--- start SUPPLIED ENTRIES ---

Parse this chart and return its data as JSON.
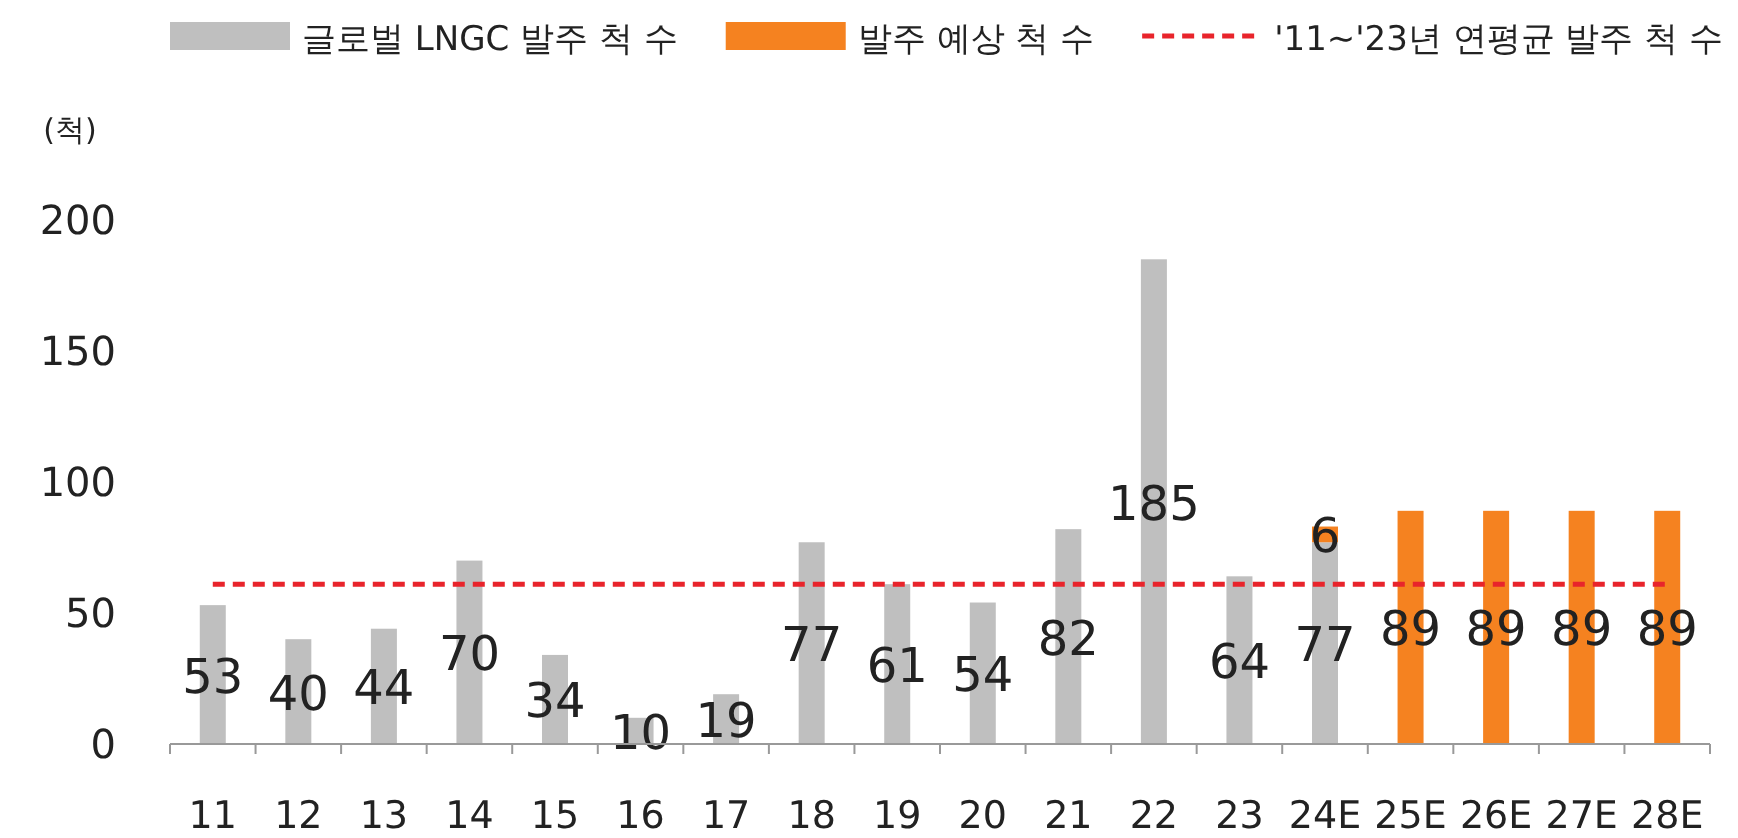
{
  "chart_data": {
    "type": "bar",
    "ylabel": "(척)",
    "stacked": true,
    "data_labels": true,
    "legend": "top",
    "categories": [
      "11",
      "12",
      "13",
      "14",
      "15",
      "16",
      "17",
      "18",
      "19",
      "20",
      "21",
      "22",
      "23",
      "24E",
      "25E",
      "26E",
      "27E",
      "28E"
    ],
    "series": [
      {
        "name": "글로벌 LNGC 발주 척 수",
        "color": "#bfbfbf",
        "values": [
          53,
          40,
          44,
          70,
          34,
          10,
          19,
          77,
          61,
          54,
          82,
          185,
          64,
          77,
          null,
          null,
          null,
          null
        ]
      },
      {
        "name": "발주 예상 척 수",
        "color": "#f58220",
        "values": [
          null,
          null,
          null,
          null,
          null,
          null,
          null,
          null,
          null,
          null,
          null,
          null,
          null,
          6,
          89,
          89,
          89,
          89
        ]
      }
    ],
    "ylim": [
      0,
      200
    ],
    "yticks": [
      0,
      50,
      100,
      150,
      200
    ],
    "ref_lines": [
      {
        "axis": "y",
        "value": 61,
        "label": "'11~'23년 연평균 발주 척 수",
        "color": "#e8242b",
        "line_style": "dashed"
      }
    ]
  }
}
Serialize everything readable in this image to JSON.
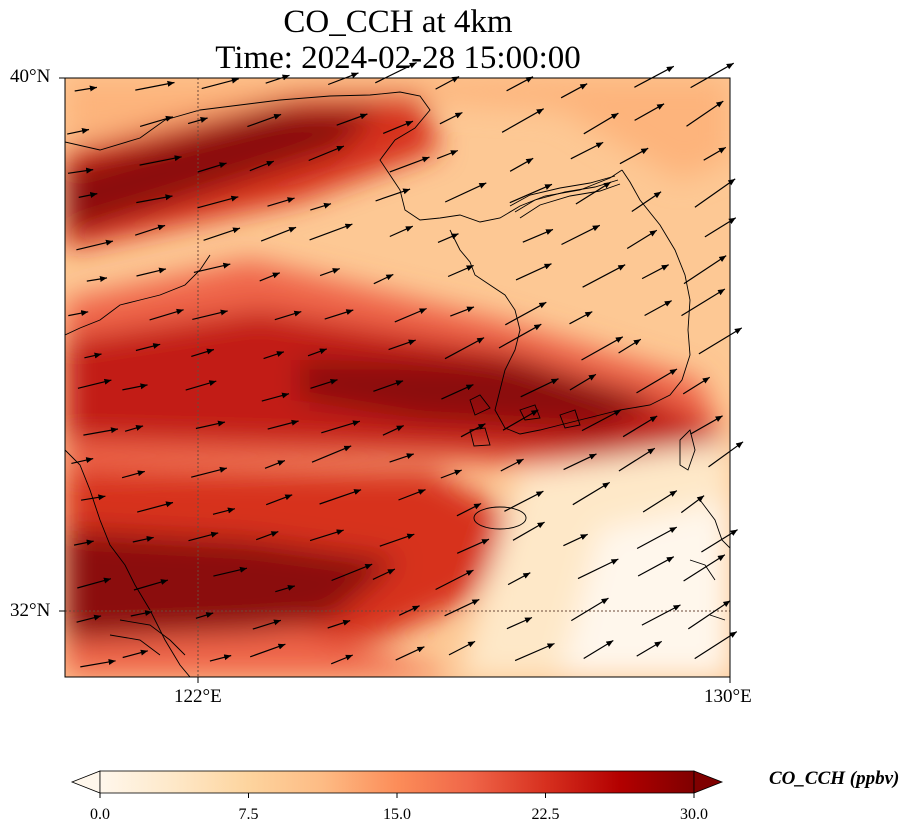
{
  "title_line1": "CO_CCH at 4km",
  "title_line2": "Time: 2024-02-28 15:00:00",
  "lat_labels": [
    "40°N",
    "32°N"
  ],
  "lon_labels": [
    "122°E",
    "130°E"
  ],
  "colorbar": {
    "label": "CO_CCH (ppbv)",
    "ticks": [
      "0.0",
      "7.5",
      "15.0",
      "22.5",
      "30.0"
    ],
    "range": [
      0,
      30
    ],
    "colormap": [
      "#fff7ec",
      "#fee8c8",
      "#fdd49e",
      "#fdbb84",
      "#fc8d59",
      "#ef6548",
      "#d7301f",
      "#b30000",
      "#7f0000"
    ]
  },
  "map": {
    "lon_range": [
      120,
      130
    ],
    "lat_range": [
      31,
      40
    ],
    "gridlines_lon": [
      122
    ],
    "gridlines_lat": [
      32
    ]
  }
}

--- end SUPPLIED ENTRIES ---

> [PROBLEM DETAILS]:
Without the pictures, retype exactly the lines from the one that holds "Serialize everything readable" to the last line of the data above, both of them included.

> [RESULT OF THE EXERCISE]:
Serialize everything readable in this image to JSON.
{
  "title_line1": "CO_CCH at 4km",
  "title_line2": "Time: 2024-02-28 15:00:00",
  "lat_labels": [
    "40°N",
    "32°N"
  ],
  "lon_labels": [
    "122°E",
    "130°E"
  ],
  "colorbar": {
    "label": "CO_CCH (ppbv)",
    "ticks": [
      "0.0",
      "7.5",
      "15.0",
      "22.5",
      "30.0"
    ],
    "range": [
      0,
      30
    ],
    "colormap": [
      "#fff7ec",
      "#fee8c8",
      "#fdd49e",
      "#fdbb84",
      "#fc8d59",
      "#ef6548",
      "#d7301f",
      "#b30000",
      "#7f0000"
    ]
  },
  "map": {
    "lon_range": [
      120,
      130
    ],
    "lat_range": [
      31,
      40
    ],
    "gridlines_lon": [
      122
    ],
    "gridlines_lat": [
      32
    ]
  }
}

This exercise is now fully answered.